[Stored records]
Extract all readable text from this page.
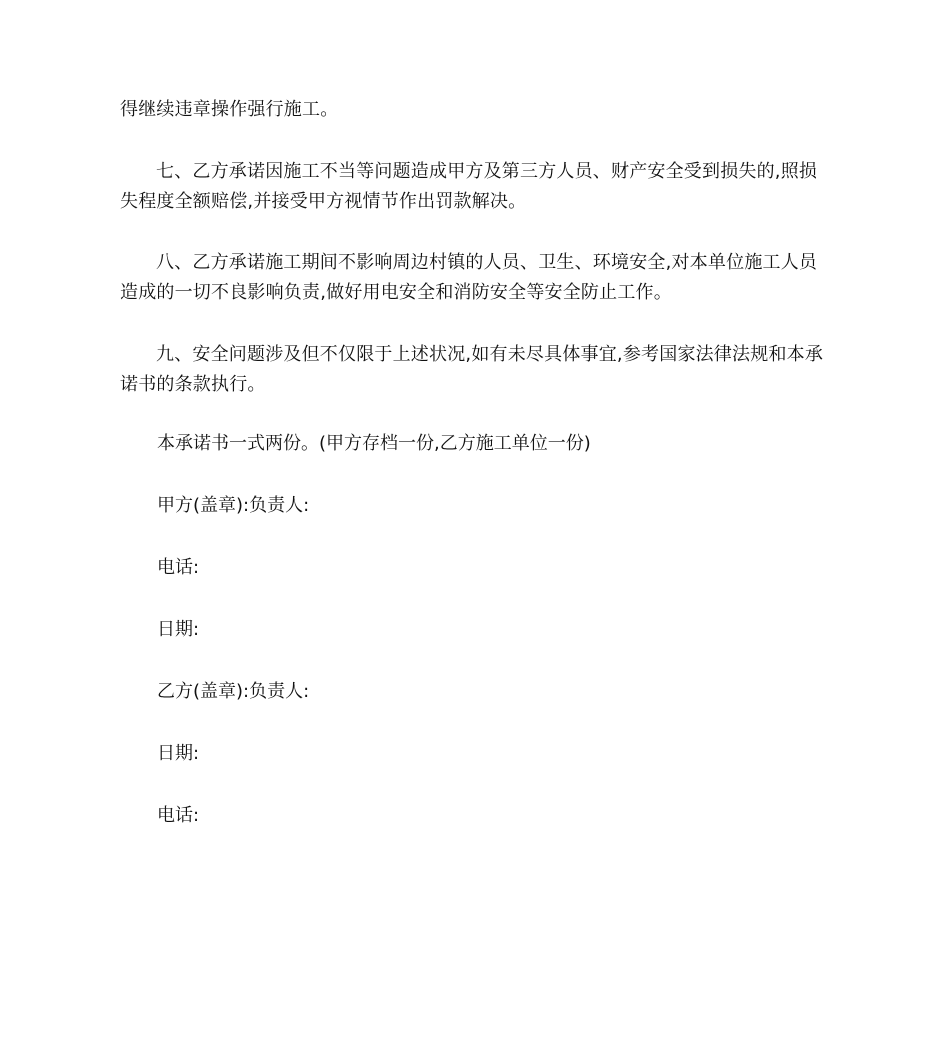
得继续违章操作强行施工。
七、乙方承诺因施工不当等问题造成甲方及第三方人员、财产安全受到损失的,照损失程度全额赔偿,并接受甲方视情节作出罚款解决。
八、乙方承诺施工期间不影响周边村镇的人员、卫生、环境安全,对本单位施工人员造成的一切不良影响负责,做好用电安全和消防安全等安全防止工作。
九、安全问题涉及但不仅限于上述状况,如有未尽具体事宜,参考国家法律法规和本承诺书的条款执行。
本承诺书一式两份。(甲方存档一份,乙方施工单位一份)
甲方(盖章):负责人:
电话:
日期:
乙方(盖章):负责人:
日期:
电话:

* * *

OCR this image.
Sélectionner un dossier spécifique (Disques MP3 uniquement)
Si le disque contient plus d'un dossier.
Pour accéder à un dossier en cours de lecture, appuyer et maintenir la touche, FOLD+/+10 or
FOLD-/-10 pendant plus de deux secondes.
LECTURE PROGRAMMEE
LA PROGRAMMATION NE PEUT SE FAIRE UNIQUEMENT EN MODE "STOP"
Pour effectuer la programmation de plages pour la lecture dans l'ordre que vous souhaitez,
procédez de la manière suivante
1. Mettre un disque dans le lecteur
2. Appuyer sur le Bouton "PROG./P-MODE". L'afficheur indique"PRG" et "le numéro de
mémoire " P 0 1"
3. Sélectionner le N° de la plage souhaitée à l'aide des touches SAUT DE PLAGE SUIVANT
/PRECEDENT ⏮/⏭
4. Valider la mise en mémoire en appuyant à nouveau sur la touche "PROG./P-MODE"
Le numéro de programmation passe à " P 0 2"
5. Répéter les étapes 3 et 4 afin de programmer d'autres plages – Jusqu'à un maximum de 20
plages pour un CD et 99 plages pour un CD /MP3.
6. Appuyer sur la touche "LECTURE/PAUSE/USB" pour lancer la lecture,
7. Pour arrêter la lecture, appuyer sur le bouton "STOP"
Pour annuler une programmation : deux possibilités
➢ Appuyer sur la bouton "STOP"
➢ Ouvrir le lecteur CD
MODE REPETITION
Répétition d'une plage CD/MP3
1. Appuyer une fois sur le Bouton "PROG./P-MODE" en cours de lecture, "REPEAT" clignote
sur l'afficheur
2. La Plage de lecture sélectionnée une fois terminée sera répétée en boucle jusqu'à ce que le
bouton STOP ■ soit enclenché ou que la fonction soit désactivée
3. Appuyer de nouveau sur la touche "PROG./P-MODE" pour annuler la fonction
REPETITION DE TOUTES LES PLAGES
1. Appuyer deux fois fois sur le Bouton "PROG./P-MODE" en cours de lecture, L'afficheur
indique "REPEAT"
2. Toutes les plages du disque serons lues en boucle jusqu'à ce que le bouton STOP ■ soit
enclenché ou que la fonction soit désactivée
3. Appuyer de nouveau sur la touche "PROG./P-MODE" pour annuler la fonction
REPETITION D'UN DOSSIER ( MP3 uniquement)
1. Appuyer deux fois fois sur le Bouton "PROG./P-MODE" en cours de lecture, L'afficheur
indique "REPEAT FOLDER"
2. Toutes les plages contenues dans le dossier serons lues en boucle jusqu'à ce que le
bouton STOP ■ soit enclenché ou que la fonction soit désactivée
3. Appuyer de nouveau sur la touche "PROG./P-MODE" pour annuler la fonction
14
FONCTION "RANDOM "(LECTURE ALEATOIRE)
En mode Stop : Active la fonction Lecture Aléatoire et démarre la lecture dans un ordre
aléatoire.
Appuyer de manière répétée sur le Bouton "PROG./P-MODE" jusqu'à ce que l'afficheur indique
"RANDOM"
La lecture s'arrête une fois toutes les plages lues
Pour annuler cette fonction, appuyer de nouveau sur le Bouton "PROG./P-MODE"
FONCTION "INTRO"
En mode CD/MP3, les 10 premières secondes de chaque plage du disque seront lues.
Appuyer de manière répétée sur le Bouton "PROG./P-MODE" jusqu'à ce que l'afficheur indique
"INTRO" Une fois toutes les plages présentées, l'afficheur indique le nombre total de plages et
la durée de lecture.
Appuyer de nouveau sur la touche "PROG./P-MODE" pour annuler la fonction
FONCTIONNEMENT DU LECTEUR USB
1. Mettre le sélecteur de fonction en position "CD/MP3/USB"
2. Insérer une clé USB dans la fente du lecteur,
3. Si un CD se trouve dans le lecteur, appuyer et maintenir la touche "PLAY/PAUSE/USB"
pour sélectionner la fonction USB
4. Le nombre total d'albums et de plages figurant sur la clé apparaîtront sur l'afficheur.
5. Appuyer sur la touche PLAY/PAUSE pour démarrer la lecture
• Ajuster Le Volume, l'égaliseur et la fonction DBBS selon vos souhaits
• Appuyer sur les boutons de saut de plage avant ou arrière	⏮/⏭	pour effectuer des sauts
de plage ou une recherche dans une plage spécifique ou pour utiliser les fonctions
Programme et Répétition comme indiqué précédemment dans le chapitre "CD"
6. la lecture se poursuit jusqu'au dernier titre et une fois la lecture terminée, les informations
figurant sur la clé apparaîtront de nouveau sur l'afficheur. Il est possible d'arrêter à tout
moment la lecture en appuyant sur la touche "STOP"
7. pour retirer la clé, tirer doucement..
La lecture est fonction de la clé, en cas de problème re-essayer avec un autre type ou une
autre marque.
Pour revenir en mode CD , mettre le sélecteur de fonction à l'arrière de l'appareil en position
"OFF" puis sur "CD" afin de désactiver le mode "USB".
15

■ STATED TASK: Gather, from the listing above, every line carrying the word "maintenir".

■ REPLY:
Pour accéder à un dossier en cours de lecture, appuyer et maintenir la touche, FOLD+/+10 or
3. Si un CD se trouve dans le lecteur, appuyer et maintenir la touche "PLAY/PAUSE/USB"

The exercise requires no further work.